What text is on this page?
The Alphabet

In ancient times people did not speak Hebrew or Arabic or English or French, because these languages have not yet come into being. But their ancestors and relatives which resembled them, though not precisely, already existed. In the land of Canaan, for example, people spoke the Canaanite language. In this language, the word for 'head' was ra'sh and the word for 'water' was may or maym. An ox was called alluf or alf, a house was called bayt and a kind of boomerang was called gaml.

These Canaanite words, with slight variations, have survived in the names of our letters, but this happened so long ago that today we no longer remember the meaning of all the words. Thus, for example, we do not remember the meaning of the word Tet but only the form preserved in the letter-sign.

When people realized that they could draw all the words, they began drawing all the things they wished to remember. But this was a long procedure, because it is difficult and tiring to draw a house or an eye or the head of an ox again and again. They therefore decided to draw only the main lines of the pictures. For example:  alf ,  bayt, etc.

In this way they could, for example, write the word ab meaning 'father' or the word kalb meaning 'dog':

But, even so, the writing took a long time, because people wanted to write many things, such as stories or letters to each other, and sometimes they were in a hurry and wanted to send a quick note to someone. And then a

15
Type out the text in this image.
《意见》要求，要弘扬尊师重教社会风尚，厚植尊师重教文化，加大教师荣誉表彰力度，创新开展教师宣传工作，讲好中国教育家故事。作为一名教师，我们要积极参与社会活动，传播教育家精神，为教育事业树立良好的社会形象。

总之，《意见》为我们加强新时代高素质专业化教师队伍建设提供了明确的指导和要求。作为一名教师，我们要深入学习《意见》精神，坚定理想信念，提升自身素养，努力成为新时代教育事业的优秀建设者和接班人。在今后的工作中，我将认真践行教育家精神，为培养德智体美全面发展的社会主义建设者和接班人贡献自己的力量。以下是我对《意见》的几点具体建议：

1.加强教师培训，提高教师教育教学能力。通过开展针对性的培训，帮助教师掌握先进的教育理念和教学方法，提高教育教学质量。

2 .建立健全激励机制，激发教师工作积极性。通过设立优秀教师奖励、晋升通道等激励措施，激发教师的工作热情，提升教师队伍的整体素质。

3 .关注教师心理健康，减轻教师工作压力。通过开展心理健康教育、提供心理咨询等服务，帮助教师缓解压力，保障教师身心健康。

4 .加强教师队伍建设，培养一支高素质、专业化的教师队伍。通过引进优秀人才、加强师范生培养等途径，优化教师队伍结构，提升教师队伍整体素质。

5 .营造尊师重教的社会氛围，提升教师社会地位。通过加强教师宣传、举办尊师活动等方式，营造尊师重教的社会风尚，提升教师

______________________________

▸ Aim of the exercise
Write out the full listing, keeping every line exactly as it is.

▸ Written reply
What text is on this page?
The Alphabet

In ancient times people did not speak Hebrew or Arabic or English or French, because these languages have not yet come into being. But their ancestors and relatives which resembled them, though not precisely, already existed. In the land of Canaan, for example, people spoke the Canaanite language. In this language, the word for 'head' was ra'sh and the word for 'water' was may or maym. An ox was called alluf or alf, a house was called bayt and a kind of boomerang was called gaml.

These Canaanite words, with slight variations, have survived in the names of our letters, but this happened so long ago that today we no longer remember the meaning of all the words. Thus, for example, we do not remember the meaning of the word Tet but only the form preserved in the letter-sign.

When people realized that they could draw all the words, they began drawing all the things they wished to remember. But this was a long procedure, because it is difficult and tiring to draw a house or an eye or the head of an ox again and again. They therefore decided to draw only the main lines of the pictures. For example:  alf ,  bayt, etc.

In this way they could, for example, write the word ab meaning 'father' or the word kalb meaning 'dog':

But, even so, the writing took a long time, because people wanted to write many things, such as stories or letters to each other, and sometimes they were in a hurry and wanted to send a quick note to someone. And then a

15
Type out the text in this image.
《意见》要求，要弘扬尊师重教社会风尚，厚植尊师重教文化，加大教师荣誉表彰力度，创新开展教师宣传工作，讲好中国教育家故事。作为一名教师，我们要积极参与社会活动，传播教育家精神，为教育事业树立良好的社会形象。

总之，《意见》为我们加强新时代高素质专业化教师队伍建设提供了明确的指导和要求。作为一名教师，我们要深入学习《意见》精神，坚定理想信念，提升自身素养，努力成为新时代教育事业的优秀建设者和接班人。在今后的工作中，我将认真践行教育家精神，为培养德智体美全面发展的社会主义建设者和接班人贡献自己的力量。以下是我对《意见》的几点具体建议：

1.加强教师培训，提高教师教育教学能力。通过开展针对性的培训，帮助教师掌握先进的教育理念和教学方法，提高教育教学质量。

2 .建立健全激励机制，激发教师工作积极性。通过设立优秀教师奖励、晋升通道等激励措施，激发教师的工作热情，提升教师队伍的整体素质。

3 .关注教师心理健康，减轻教师工作压力。通过开展心理健康教育、提供心理咨询等服务，帮助教师缓解压力，保障教师身心健康。

4 .加强教师队伍建设，培养一支高素质、专业化的教师队伍。通过引进优秀人才、加强师范生培养等途径，优化教师队伍结构，提升教师队伍整体素质。

5 .营造尊师重教的社会氛围，提升教师社会地位。通过加强教师宣传、举办尊师活动等方式，营造尊师重教的社会风尚，提升教师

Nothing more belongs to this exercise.